» **TASK DETAILS**:
Of the lines in this material, how many contain "longdist"? Answer with a single number only.
*-*-*
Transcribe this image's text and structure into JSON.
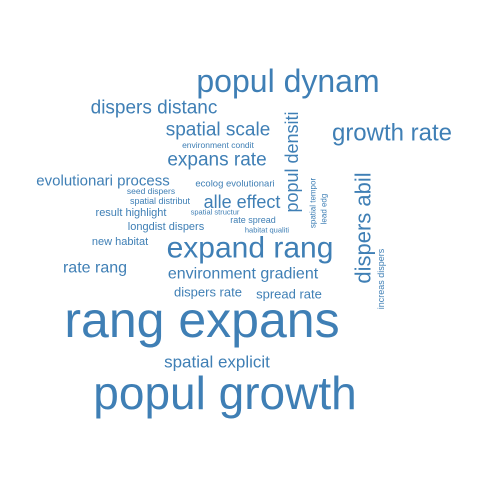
{
  "color": "#3f7fb5",
  "words": [
    {
      "id": "rang-expans",
      "text": "rang expans"
    },
    {
      "id": "popul-growth",
      "text": "popul growth"
    },
    {
      "id": "popul-dynam",
      "text": "popul dynam"
    },
    {
      "id": "expand-rang",
      "text": "expand rang"
    },
    {
      "id": "growth-rate",
      "text": "growth rate"
    },
    {
      "id": "dispers-abil",
      "text": "dispers abil"
    },
    {
      "id": "dispers-distanc",
      "text": "dispers distanc"
    },
    {
      "id": "spatial-scale",
      "text": "spatial scale"
    },
    {
      "id": "expans-rate",
      "text": "expans rate"
    },
    {
      "id": "popul-densiti",
      "text": "popul densiti"
    },
    {
      "id": "alle-effect",
      "text": "alle effect"
    },
    {
      "id": "environment-gradient",
      "text": "environment gradient"
    },
    {
      "id": "spatial-explicit",
      "text": "spatial explicit"
    },
    {
      "id": "evolutionari-process",
      "text": "evolutionari process"
    },
    {
      "id": "rate-rang",
      "text": "rate rang"
    },
    {
      "id": "dispers-rate",
      "text": "dispers rate"
    },
    {
      "id": "spread-rate",
      "text": "spread rate"
    },
    {
      "id": "result-highlight",
      "text": "result highlight"
    },
    {
      "id": "longdist-dispers",
      "text": "longdist dispers"
    },
    {
      "id": "new-habitat",
      "text": "new habitat"
    },
    {
      "id": "ecolog-evolutionari",
      "text": "ecolog evolutionari"
    },
    {
      "id": "environment-condit",
      "text": "environment condit"
    },
    {
      "id": "seed-dispers",
      "text": "seed dispers"
    },
    {
      "id": "spatial-distribut",
      "text": "spatial distribut"
    },
    {
      "id": "spatial-structur",
      "text": "spatial structur"
    },
    {
      "id": "rate-spread",
      "text": "rate spread"
    },
    {
      "id": "habitat-qualiti",
      "text": "habitat qualiti"
    },
    {
      "id": "spatial-tempor",
      "text": "spatial tempor"
    },
    {
      "id": "lead-edg",
      "text": "lead edg"
    },
    {
      "id": "increas-dispers",
      "text": "increas dispers"
    }
  ]
}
*-*-*
» **CORRECT ANSWER**:
2